» **What needs to be done**: Recast each line of the material below as an item in a numbered list, leaving out any blank lines.

**** Records provided ****

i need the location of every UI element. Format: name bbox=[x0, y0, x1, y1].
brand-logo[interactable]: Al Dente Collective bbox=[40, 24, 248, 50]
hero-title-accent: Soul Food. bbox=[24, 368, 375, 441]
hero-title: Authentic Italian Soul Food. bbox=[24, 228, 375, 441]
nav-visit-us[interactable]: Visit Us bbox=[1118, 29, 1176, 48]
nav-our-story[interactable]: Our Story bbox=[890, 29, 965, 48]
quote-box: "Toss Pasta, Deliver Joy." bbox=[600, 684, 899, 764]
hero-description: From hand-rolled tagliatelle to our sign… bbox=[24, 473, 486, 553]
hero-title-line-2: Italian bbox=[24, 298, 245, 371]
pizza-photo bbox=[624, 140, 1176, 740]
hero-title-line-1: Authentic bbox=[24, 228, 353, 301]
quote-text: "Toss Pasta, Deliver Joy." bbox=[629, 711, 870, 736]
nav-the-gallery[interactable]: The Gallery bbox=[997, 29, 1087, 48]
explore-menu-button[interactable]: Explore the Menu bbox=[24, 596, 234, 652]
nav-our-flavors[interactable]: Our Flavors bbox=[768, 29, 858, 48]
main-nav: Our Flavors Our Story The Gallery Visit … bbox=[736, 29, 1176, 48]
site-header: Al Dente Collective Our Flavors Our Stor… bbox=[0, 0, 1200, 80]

****

» **Answer for this exercise**:
1. i need the location of every UI element. Format: name bbox=[x0, y0, x1, y1].
2. brand-logo[interactable]: Al Dente Collective bbox=[40, 24, 248, 50]
3. hero-title-accent: Soul Food. bbox=[24, 368, 375, 441]
4. hero-title: Authentic Italian Soul Food. bbox=[24, 228, 375, 441]
5. nav-visit-us[interactable]: Visit Us bbox=[1118, 29, 1176, 48]
6. nav-our-story[interactable]: Our Story bbox=[890, 29, 965, 48]
7. quote-box: "Toss Pasta, Deliver Joy." bbox=[600, 684, 899, 764]
8. hero-description: From hand-rolled tagliatelle to our sign… bbox=[24, 473, 486, 553]
9. hero-title-line-2: Italian bbox=[24, 298, 245, 371]
10. pizza-photo bbox=[624, 140, 1176, 740]
11. hero-title-line-1: Authentic bbox=[24, 228, 353, 301]
12. quote-text: "Toss Pasta, Deliver Joy." bbox=[629, 711, 870, 736]
13. nav-the-gallery[interactable]: The Gallery bbox=[997, 29, 1087, 48]
14. explore-menu-button[interactable]: Explore the Menu bbox=[24, 596, 234, 652]
15. nav-our-flavors[interactable]: Our Flavors bbox=[768, 29, 858, 48]
16. main-nav: Our Flavors Our Story The Gallery Visit … bbox=[736, 29, 1176, 48]
17. site-header: Al Dente Collective Our Flavors Our Stor… bbox=[0, 0, 1200, 80]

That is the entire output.